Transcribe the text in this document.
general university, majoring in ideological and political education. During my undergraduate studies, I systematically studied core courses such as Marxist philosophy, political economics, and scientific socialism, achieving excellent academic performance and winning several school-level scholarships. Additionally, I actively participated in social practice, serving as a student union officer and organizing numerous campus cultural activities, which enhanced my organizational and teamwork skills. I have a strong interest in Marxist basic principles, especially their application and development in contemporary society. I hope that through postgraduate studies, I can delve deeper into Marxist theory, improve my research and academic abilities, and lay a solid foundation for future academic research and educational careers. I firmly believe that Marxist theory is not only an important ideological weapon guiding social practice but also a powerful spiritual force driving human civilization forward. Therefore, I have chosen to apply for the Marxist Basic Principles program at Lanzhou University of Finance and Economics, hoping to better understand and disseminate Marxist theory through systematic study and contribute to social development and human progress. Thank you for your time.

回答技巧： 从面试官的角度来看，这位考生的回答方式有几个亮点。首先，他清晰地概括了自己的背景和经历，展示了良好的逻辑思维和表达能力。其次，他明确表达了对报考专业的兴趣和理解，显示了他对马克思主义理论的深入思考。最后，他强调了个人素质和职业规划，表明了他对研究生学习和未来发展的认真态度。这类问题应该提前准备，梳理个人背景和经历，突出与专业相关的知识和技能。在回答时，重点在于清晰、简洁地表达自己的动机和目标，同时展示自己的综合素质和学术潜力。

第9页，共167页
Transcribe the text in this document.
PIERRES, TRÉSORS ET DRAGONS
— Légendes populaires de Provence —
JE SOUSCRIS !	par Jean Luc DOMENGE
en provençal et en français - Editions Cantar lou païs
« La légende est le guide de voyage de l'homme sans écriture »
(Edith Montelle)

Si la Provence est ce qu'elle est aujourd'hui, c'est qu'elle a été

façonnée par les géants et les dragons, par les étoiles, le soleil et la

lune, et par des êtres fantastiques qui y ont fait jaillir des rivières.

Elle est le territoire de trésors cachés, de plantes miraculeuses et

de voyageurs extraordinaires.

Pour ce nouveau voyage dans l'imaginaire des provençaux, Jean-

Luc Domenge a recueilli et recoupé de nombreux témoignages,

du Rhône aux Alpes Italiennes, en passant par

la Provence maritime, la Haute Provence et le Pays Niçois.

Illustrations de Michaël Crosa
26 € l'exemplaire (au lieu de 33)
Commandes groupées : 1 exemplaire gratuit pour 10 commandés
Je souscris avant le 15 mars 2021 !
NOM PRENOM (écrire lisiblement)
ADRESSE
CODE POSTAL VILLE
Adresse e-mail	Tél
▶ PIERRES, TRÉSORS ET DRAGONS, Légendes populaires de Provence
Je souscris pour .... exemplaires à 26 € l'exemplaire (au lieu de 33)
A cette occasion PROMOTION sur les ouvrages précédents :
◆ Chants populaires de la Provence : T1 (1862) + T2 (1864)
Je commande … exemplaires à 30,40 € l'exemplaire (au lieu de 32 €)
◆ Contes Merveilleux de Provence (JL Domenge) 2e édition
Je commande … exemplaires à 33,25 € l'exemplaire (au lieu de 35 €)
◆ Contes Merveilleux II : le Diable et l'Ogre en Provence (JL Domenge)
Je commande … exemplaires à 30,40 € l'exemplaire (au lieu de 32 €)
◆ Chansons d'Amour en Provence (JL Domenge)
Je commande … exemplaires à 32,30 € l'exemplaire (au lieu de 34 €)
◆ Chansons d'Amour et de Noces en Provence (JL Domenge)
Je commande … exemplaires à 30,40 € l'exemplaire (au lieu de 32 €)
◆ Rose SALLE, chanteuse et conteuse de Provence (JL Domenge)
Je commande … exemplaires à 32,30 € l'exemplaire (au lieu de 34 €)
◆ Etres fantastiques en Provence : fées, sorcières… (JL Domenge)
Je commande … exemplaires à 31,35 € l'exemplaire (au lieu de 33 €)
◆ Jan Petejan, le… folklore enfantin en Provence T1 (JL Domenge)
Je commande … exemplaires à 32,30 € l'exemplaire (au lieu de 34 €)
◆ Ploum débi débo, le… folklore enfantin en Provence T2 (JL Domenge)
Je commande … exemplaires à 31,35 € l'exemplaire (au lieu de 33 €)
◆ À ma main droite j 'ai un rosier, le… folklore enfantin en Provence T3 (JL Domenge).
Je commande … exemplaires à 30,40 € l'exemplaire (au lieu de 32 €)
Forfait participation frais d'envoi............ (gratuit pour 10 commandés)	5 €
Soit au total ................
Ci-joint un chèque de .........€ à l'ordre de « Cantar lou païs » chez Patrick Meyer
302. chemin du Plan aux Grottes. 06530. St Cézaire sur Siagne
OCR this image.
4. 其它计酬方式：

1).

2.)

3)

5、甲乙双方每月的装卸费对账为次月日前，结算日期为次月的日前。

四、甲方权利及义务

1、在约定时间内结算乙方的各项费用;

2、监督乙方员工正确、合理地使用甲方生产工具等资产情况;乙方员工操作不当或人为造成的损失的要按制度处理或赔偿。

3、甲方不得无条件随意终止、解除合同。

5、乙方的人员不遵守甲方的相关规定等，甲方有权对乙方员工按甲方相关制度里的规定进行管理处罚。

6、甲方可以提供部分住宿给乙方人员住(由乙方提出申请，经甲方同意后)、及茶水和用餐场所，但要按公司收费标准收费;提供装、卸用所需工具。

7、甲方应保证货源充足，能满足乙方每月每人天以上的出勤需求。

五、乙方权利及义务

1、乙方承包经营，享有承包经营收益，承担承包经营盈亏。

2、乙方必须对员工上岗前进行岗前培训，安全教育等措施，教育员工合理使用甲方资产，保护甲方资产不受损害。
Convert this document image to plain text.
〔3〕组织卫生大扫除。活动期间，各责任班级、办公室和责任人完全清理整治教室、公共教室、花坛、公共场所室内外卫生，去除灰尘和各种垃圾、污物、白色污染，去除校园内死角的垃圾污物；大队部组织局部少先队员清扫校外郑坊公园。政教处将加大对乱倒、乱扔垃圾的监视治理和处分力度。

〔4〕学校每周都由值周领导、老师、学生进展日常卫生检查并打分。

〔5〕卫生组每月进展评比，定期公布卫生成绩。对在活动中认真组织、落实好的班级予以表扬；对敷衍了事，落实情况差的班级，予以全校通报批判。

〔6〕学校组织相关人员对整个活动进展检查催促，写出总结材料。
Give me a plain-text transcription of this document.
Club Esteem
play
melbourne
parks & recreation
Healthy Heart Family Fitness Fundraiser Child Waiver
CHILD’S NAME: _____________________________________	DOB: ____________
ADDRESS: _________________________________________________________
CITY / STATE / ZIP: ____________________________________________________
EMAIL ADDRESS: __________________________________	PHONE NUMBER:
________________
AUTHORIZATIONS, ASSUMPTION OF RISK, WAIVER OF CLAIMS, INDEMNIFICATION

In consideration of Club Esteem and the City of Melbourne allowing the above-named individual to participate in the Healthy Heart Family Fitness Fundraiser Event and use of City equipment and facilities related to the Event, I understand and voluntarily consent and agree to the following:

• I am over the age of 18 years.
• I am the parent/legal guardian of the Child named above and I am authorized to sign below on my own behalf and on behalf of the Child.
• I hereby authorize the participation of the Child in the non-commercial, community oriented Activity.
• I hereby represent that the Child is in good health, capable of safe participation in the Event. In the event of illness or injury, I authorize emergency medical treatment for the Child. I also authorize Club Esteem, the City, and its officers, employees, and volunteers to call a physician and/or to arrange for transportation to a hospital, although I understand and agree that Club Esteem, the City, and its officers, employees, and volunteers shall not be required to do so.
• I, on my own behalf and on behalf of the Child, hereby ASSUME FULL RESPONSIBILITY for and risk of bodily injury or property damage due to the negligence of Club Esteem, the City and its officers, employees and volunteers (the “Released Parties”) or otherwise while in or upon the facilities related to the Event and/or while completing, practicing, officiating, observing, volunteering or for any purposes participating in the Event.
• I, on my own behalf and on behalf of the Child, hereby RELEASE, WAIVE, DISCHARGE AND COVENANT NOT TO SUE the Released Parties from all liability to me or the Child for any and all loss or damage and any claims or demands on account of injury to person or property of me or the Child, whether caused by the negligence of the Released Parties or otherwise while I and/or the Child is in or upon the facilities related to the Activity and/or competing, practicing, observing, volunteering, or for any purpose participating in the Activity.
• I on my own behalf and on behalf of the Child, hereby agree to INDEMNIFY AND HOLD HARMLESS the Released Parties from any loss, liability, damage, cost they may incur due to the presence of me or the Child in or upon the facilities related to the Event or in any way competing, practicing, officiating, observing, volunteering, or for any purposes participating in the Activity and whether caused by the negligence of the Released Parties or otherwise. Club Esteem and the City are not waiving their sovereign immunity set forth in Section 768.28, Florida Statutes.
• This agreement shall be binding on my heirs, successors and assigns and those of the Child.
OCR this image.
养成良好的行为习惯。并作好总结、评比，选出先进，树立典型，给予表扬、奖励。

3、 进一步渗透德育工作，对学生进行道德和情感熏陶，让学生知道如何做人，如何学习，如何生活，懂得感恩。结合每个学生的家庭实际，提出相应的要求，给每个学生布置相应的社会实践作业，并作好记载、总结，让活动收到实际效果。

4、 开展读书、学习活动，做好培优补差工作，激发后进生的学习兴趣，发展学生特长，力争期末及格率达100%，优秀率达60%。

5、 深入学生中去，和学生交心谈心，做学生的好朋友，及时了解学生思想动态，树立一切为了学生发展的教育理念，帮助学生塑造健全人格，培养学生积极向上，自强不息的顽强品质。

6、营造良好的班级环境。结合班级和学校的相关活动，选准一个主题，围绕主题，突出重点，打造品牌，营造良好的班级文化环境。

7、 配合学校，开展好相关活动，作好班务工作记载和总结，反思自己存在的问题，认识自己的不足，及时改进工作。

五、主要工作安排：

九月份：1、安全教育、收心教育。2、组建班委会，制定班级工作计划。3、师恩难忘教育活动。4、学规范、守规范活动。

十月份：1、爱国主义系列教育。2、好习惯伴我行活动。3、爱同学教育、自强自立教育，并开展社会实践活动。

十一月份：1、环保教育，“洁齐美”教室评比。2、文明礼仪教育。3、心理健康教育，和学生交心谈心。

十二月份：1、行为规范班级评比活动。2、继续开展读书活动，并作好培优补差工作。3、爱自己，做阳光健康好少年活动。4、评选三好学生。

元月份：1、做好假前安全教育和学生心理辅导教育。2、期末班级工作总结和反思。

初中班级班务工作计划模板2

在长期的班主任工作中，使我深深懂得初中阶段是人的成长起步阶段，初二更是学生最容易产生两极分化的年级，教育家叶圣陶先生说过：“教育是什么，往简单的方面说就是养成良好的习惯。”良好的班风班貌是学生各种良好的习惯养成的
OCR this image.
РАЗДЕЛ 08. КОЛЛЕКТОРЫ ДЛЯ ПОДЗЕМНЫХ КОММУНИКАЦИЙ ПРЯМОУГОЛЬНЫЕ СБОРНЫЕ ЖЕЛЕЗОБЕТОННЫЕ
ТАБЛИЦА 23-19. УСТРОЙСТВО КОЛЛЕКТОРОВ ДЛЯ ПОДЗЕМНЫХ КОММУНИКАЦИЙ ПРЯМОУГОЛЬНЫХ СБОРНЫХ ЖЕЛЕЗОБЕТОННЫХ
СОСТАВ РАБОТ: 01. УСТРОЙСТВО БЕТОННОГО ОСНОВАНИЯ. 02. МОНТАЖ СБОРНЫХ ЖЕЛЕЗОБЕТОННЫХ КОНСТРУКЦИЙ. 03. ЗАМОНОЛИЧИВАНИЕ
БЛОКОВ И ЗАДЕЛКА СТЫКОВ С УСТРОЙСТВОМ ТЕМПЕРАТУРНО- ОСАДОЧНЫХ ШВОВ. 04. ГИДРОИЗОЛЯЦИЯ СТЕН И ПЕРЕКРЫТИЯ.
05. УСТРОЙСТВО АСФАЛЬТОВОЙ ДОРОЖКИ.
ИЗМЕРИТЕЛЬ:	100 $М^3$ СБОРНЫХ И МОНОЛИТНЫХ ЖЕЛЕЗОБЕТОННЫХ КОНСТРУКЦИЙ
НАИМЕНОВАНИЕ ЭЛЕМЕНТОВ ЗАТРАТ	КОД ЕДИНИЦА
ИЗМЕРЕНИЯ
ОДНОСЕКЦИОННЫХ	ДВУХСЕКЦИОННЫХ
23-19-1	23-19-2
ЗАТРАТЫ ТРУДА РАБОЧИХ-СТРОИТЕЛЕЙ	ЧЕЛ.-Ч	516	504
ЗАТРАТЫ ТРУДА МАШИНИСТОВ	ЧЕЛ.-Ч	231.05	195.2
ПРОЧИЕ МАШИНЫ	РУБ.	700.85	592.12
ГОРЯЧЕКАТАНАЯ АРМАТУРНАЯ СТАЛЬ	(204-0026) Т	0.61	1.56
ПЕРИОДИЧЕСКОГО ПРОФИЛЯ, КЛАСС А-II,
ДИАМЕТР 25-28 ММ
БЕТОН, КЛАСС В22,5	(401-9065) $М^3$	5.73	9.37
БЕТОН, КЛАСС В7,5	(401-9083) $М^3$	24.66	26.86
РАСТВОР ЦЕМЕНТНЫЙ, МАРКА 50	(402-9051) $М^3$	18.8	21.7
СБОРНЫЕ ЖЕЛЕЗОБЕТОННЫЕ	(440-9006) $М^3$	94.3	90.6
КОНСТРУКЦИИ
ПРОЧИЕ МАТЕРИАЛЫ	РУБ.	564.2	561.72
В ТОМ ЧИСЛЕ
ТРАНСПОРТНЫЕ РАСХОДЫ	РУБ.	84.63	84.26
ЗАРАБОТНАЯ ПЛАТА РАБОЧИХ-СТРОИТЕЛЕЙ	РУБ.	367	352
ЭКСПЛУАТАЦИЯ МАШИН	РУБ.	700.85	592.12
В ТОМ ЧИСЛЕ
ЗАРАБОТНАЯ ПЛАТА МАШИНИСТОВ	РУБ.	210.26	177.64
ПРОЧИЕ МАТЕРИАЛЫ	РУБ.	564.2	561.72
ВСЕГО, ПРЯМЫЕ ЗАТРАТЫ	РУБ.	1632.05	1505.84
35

------------------------

_TASK OBJECTIVE_
Go through the records and show every line with the string "named" in it.

_FINISHED ANSWER_
In consideration of Club Esteem and the City of Melbourne allowing the above-named individual to participate in the Healthy Heart Family Fitness Fundraiser Event and use of City equipment and facilities related to the Event, I understand and voluntarily consent and agree to the following:
• I am the parent/legal guardian of the Child named above and I am authorized to sign below on my own behalf and on behalf of the Child.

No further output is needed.